» **The exercise**: Locate every line below that contains the word "France" and copy it.

begin Given information

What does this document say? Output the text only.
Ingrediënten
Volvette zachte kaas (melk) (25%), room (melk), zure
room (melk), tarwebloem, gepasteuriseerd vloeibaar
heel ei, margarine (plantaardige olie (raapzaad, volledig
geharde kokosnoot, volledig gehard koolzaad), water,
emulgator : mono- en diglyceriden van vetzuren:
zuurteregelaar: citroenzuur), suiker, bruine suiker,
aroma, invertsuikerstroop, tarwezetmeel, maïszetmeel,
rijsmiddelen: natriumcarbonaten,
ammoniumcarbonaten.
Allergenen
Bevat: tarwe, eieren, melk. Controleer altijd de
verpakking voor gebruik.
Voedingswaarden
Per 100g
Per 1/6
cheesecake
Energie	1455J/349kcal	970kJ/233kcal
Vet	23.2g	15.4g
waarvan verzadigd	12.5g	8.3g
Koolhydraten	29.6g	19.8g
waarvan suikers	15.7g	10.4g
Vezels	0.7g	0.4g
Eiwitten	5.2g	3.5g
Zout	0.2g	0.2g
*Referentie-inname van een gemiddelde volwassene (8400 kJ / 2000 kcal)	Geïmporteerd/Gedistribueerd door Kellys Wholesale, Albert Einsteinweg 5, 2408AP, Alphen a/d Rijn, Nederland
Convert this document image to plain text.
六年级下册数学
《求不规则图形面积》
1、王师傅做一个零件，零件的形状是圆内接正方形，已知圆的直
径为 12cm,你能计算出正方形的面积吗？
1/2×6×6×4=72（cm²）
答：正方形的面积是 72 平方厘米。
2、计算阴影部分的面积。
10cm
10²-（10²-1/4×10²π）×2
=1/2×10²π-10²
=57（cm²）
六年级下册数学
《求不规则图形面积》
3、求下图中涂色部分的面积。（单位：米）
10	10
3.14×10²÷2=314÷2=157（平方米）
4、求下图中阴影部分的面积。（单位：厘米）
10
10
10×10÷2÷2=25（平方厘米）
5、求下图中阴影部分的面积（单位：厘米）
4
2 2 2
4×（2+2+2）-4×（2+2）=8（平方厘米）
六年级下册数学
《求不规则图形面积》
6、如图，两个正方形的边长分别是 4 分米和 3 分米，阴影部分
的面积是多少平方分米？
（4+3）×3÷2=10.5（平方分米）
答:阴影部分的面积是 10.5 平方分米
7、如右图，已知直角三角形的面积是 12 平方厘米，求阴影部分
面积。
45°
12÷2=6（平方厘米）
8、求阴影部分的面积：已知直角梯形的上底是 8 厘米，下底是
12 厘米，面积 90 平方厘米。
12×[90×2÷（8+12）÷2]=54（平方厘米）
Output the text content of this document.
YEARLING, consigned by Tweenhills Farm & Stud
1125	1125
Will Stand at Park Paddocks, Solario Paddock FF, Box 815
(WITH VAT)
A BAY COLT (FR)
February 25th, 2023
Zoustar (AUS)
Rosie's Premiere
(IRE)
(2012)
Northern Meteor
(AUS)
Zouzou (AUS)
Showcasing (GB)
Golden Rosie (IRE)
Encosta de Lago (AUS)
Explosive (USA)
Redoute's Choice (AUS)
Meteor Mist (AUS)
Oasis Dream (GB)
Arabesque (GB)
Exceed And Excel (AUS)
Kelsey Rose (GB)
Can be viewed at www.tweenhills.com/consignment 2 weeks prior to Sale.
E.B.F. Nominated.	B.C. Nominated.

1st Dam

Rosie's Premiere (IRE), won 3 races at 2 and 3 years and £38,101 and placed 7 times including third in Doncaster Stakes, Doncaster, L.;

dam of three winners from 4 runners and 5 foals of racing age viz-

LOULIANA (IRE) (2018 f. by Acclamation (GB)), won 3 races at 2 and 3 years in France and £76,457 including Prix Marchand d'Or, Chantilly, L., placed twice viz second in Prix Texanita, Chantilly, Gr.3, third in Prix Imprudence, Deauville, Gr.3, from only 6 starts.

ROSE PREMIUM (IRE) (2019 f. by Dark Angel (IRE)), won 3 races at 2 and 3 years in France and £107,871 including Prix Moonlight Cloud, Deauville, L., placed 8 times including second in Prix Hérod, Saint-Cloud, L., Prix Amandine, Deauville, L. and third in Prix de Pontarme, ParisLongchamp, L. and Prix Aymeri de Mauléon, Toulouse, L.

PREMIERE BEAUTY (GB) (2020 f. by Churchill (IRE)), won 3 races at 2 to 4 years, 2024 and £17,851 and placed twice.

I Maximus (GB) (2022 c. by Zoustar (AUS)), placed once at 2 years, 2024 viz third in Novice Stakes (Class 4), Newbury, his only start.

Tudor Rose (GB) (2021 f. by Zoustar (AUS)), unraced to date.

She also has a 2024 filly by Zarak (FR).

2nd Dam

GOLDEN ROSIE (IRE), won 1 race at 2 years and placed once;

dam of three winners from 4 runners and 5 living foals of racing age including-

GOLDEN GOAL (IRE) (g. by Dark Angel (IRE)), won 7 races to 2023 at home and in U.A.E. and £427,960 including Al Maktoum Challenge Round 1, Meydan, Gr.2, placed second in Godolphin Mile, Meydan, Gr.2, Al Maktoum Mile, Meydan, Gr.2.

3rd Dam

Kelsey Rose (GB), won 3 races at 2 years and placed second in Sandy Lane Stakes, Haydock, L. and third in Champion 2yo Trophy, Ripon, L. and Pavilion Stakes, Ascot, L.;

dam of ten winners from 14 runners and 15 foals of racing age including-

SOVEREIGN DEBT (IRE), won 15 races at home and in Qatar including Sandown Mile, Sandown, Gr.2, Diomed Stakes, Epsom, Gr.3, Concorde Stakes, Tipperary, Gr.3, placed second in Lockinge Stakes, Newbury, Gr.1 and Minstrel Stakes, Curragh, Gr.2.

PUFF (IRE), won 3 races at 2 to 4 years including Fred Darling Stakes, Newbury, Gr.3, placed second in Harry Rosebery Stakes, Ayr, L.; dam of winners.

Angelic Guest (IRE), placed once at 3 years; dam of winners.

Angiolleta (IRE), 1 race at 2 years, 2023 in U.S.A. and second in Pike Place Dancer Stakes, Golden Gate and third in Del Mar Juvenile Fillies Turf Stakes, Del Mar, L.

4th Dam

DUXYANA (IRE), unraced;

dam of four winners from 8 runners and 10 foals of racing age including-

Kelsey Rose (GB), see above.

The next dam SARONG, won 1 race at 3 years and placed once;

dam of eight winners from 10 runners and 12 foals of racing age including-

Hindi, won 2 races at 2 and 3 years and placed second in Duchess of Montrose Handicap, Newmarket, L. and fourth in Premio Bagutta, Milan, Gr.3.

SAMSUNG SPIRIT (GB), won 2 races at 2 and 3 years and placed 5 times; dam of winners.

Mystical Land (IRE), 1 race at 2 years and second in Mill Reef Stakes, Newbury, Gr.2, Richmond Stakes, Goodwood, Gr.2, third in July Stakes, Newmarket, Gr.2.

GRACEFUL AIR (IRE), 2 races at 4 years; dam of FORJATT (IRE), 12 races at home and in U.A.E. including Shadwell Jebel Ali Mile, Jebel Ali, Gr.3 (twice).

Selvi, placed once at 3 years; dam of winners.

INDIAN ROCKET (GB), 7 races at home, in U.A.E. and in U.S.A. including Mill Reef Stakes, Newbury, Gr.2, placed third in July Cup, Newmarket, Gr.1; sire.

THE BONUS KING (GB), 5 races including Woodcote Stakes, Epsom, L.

end Given information

» **Full output**:
LOULIANA (IRE) (2018 f. by Acclamation (GB)), won 3 races at 2 and 3 years in France and £76,457 including Prix Marchand d'Or, Chantilly, L., placed twice viz second in Prix Texanita, Chantilly, Gr.3, third in Prix Imprudence, Deauville, Gr.3, from only 6 starts.
ROSE PREMIUM (IRE) (2019 f. by Dark Angel (IRE)), won 3 races at 2 and 3 years in France and £107,871 including Prix Moonlight Cloud, Deauville, L., placed 8 times including second in Prix Hérod, Saint-Cloud, L., Prix Amandine, Deauville, L. and third in Prix de Pontarme, ParisLongchamp, L. and Prix Aymeri de Mauléon, Toulouse, L.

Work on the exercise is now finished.